▶ [Task directions]: Would you extract the whole listing below and retype it exactly?

[Dataset items]
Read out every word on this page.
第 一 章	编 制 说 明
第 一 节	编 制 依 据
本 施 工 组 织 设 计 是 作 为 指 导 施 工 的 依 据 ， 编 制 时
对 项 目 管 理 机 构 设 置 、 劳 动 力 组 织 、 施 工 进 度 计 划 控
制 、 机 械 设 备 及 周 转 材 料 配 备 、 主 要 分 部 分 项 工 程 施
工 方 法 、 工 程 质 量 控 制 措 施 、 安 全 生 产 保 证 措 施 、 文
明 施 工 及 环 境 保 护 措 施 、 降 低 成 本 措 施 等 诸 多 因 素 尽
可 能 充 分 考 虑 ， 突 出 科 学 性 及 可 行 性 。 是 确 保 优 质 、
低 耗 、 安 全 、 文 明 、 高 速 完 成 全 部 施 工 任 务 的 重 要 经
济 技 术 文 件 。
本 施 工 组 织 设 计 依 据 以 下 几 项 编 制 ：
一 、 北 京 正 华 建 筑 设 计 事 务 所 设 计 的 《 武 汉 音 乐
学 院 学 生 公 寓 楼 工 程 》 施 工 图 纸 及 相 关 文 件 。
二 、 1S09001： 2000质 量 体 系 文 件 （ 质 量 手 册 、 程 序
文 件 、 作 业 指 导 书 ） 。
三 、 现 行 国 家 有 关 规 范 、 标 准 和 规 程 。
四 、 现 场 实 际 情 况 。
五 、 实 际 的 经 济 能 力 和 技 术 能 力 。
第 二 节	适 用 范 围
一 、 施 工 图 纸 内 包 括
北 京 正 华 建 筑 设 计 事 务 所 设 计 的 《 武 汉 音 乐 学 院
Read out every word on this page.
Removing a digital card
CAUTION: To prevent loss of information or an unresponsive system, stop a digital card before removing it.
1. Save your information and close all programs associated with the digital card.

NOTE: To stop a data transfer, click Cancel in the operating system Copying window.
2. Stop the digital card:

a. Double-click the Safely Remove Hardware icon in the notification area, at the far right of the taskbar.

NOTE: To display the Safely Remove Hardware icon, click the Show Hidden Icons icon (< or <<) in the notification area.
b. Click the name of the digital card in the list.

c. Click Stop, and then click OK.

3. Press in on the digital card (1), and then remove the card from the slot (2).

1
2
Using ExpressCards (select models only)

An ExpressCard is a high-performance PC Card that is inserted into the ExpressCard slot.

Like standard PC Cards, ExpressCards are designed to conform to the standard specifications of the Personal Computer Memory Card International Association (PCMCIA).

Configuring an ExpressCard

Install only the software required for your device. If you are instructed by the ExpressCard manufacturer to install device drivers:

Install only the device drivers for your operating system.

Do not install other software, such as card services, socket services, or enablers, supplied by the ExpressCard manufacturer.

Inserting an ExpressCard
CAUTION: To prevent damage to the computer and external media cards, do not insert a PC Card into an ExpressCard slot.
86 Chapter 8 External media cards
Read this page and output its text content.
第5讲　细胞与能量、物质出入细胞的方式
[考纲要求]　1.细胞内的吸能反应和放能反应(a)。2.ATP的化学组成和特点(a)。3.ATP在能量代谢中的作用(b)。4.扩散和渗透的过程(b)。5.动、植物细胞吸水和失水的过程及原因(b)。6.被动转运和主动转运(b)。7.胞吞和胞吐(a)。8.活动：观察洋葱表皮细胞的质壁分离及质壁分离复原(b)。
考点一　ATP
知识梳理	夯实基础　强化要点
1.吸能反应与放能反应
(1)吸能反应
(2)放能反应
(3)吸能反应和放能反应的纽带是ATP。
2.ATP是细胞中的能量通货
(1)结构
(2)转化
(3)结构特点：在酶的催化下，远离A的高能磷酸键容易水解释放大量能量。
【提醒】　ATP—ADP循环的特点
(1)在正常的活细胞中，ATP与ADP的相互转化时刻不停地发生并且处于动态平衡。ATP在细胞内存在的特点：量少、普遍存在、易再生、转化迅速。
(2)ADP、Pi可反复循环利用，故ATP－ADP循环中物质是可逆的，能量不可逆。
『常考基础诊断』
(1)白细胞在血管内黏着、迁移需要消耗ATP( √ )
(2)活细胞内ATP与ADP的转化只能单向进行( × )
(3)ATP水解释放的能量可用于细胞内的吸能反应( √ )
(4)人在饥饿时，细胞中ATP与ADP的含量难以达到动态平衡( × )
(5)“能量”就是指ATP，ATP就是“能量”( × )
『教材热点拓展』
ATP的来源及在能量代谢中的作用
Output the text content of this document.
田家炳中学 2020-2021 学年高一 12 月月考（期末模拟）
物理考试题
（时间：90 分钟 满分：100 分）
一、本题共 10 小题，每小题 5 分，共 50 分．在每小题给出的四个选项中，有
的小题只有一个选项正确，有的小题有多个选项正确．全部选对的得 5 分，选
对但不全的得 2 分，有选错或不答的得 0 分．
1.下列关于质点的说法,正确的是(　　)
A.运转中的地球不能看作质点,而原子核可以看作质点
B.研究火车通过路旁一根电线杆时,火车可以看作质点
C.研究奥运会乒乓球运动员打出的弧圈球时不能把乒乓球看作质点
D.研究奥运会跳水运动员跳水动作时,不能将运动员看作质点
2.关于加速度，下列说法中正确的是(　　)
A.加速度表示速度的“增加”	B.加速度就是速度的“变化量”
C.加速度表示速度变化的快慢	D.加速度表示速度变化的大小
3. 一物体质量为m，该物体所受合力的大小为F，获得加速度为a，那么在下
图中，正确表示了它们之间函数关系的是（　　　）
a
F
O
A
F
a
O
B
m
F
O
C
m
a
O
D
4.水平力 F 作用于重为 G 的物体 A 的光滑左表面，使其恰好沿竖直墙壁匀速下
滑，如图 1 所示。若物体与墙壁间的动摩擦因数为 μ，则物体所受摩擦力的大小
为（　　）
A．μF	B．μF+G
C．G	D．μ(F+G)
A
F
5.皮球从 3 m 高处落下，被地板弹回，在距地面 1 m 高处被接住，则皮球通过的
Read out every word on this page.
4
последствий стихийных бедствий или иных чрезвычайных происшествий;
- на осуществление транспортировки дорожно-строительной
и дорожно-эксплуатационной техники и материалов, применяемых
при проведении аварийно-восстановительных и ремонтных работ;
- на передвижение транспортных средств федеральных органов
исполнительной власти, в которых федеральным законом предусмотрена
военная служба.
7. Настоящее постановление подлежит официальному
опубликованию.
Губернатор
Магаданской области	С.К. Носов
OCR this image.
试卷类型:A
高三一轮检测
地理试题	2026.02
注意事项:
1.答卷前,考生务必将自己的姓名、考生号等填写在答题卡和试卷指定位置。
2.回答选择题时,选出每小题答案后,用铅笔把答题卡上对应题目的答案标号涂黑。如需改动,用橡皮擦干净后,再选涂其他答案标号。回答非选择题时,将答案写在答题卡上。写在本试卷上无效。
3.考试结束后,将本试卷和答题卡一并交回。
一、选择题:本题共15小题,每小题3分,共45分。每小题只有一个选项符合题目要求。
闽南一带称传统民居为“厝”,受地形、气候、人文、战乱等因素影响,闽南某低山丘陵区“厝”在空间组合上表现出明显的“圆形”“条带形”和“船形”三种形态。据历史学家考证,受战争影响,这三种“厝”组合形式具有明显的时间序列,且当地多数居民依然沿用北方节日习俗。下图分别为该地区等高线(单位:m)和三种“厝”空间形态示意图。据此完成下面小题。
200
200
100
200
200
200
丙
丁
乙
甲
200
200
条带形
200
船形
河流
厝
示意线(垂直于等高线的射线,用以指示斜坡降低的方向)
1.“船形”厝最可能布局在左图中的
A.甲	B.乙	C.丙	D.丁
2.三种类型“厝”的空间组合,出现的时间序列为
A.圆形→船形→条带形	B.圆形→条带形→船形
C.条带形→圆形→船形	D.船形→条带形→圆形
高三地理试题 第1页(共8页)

▶ [Response below]:
Read out every word on this page.
第 一 章	编 制 说 明
第 一 节	编 制 依 据
本 施 工 组 织 设 计 是 作 为 指 导 施 工 的 依 据 ， 编 制 时
对 项 目 管 理 机 构 设 置 、 劳 动 力 组 织 、 施 工 进 度 计 划 控
制 、 机 械 设 备 及 周 转 材 料 配 备 、 主 要 分 部 分 项 工 程 施
工 方 法 、 工 程 质 量 控 制 措 施 、 安 全 生 产 保 证 措 施 、 文
明 施 工 及 环 境 保 护 措 施 、 降 低 成 本 措 施 等 诸 多 因 素 尽
可 能 充 分 考 虑 ， 突 出 科 学 性 及 可 行 性 。 是 确 保 优 质 、
低 耗 、 安 全 、 文 明 、 高 速 完 成 全 部 施 工 任 务 的 重 要 经
济 技 术 文 件 。
本 施 工 组 织 设 计 依 据 以 下 几 项 编 制 ：
一 、 北 京 正 华 建 筑 设 计 事 务 所 设 计 的 《 武 汉 音 乐
学 院 学 生 公 寓 楼 工 程 》 施 工 图 纸 及 相 关 文 件 。
二 、 1S09001： 2000质 量 体 系 文 件 （ 质 量 手 册 、 程 序
文 件 、 作 业 指 导 书 ） 。
三 、 现 行 国 家 有 关 规 范 、 标 准 和 规 程 。
四 、 现 场 实 际 情 况 。
五 、 实 际 的 经 济 能 力 和 技 术 能 力 。
第 二 节	适 用 范 围
一 、 施 工 图 纸 内 包 括
北 京 正 华 建 筑 设 计 事 务 所 设 计 的 《 武 汉 音 乐 学 院
Read out every word on this page.
Removing a digital card
CAUTION: To prevent loss of information or an unresponsive system, stop a digital card before removing it.
1. Save your information and close all programs associated with the digital card.

NOTE: To stop a data transfer, click Cancel in the operating system Copying window.
2. Stop the digital card:

a. Double-click the Safely Remove Hardware icon in the notification area, at the far right of the taskbar.

NOTE: To display the Safely Remove Hardware icon, click the Show Hidden Icons icon (< or <<) in the notification area.
b. Click the name of the digital card in the list.

c. Click Stop, and then click OK.

3. Press in on the digital card (1), and then remove the card from the slot (2).

1
2
Using ExpressCards (select models only)

An ExpressCard is a high-performance PC Card that is inserted into the ExpressCard slot.

Like standard PC Cards, ExpressCards are designed to conform to the standard specifications of the Personal Computer Memory Card International Association (PCMCIA).

Configuring an ExpressCard

Install only the software required for your device. If you are instructed by the ExpressCard manufacturer to install device drivers:

Install only the device drivers for your operating system.

Do not install other software, such as card services, socket services, or enablers, supplied by the ExpressCard manufacturer.

Inserting an ExpressCard
CAUTION: To prevent damage to the computer and external media cards, do not insert a PC Card into an ExpressCard slot.
86 Chapter 8 External media cards
Read this page and output its text content.
第5讲　细胞与能量、物质出入细胞的方式
[考纲要求]　1.细胞内的吸能反应和放能反应(a)。2.ATP的化学组成和特点(a)。3.ATP在能量代谢中的作用(b)。4.扩散和渗透的过程(b)。5.动、植物细胞吸水和失水的过程及原因(b)。6.被动转运和主动转运(b)。7.胞吞和胞吐(a)。8.活动：观察洋葱表皮细胞的质壁分离及质壁分离复原(b)。
考点一　ATP
知识梳理	夯实基础　强化要点
1.吸能反应与放能反应
(1)吸能反应
(2)放能反应
(3)吸能反应和放能反应的纽带是ATP。
2.ATP是细胞中的能量通货
(1)结构
(2)转化
(3)结构特点：在酶的催化下，远离A的高能磷酸键容易水解释放大量能量。
【提醒】　ATP—ADP循环的特点
(1)在正常的活细胞中，ATP与ADP的相互转化时刻不停地发生并且处于动态平衡。ATP在细胞内存在的特点：量少、普遍存在、易再生、转化迅速。
(2)ADP、Pi可反复循环利用，故ATP－ADP循环中物质是可逆的，能量不可逆。
『常考基础诊断』
(1)白细胞在血管内黏着、迁移需要消耗ATP( √ )
(2)活细胞内ATP与ADP的转化只能单向进行( × )
(3)ATP水解释放的能量可用于细胞内的吸能反应( √ )
(4)人在饥饿时，细胞中ATP与ADP的含量难以达到动态平衡( × )
(5)“能量”就是指ATP，ATP就是“能量”( × )
『教材热点拓展』
ATP的来源及在能量代谢中的作用
Output the text content of this document.
田家炳中学 2020-2021 学年高一 12 月月考（期末模拟）
物理考试题
（时间：90 分钟 满分：100 分）
一、本题共 10 小题，每小题 5 分，共 50 分．在每小题给出的四个选项中，有
的小题只有一个选项正确，有的小题有多个选项正确．全部选对的得 5 分，选
对但不全的得 2 分，有选错或不答的得 0 分．
1.下列关于质点的说法,正确的是(　　)
A.运转中的地球不能看作质点,而原子核可以看作质点
B.研究火车通过路旁一根电线杆时,火车可以看作质点
C.研究奥运会乒乓球运动员打出的弧圈球时不能把乒乓球看作质点
D.研究奥运会跳水运动员跳水动作时,不能将运动员看作质点
2.关于加速度，下列说法中正确的是(　　)
A.加速度表示速度的“增加”	B.加速度就是速度的“变化量”
C.加速度表示速度变化的快慢	D.加速度表示速度变化的大小
3. 一物体质量为m，该物体所受合力的大小为F，获得加速度为a，那么在下
图中，正确表示了它们之间函数关系的是（　　　）
a
F
O
A
F
a
O
B
m
F
O
C
m
a
O
D
4.水平力 F 作用于重为 G 的物体 A 的光滑左表面，使其恰好沿竖直墙壁匀速下
滑，如图 1 所示。若物体与墙壁间的动摩擦因数为 μ，则物体所受摩擦力的大小
为（　　）
A．μF	B．μF+G
C．G	D．μ(F+G)
A
F
5.皮球从 3 m 高处落下，被地板弹回，在距地面 1 m 高处被接住，则皮球通过的
Read out every word on this page.
4
последствий стихийных бедствий или иных чрезвычайных происшествий;
- на осуществление транспортировки дорожно-строительной
и дорожно-эксплуатационной техники и материалов, применяемых
при проведении аварийно-восстановительных и ремонтных работ;
- на передвижение транспортных средств федеральных органов
исполнительной власти, в которых федеральным законом предусмотрена
военная служба.
7. Настоящее постановление подлежит официальному
опубликованию.
Губернатор
Магаданской области	С.К. Носов
OCR this image.
试卷类型:A
高三一轮检测
地理试题	2026.02
注意事项:
1.答卷前,考生务必将自己的姓名、考生号等填写在答题卡和试卷指定位置。
2.回答选择题时,选出每小题答案后,用铅笔把答题卡上对应题目的答案标号涂黑。如需改动,用橡皮擦干净后,再选涂其他答案标号。回答非选择题时,将答案写在答题卡上。写在本试卷上无效。
3.考试结束后,将本试卷和答题卡一并交回。
一、选择题:本题共15小题,每小题3分,共45分。每小题只有一个选项符合题目要求。
闽南一带称传统民居为“厝”,受地形、气候、人文、战乱等因素影响,闽南某低山丘陵区“厝”在空间组合上表现出明显的“圆形”“条带形”和“船形”三种形态。据历史学家考证,受战争影响,这三种“厝”组合形式具有明显的时间序列,且当地多数居民依然沿用北方节日习俗。下图分别为该地区等高线(单位:m)和三种“厝”空间形态示意图。据此完成下面小题。
200
200
100
200
200
200
丙
丁
乙
甲
200
200
条带形
200
船形
河流
厝
示意线(垂直于等高线的射线,用以指示斜坡降低的方向)
1.“船形”厝最可能布局在左图中的
A.甲	B.乙	C.丙	D.丁
2.三种类型“厝”的空间组合,出现的时间序列为
A.圆形→船形→条带形	B.圆形→条带形→船形
C.条带形→圆形→船形	D.船形→条带形→圆形
高三地理试题 第1页(共8页)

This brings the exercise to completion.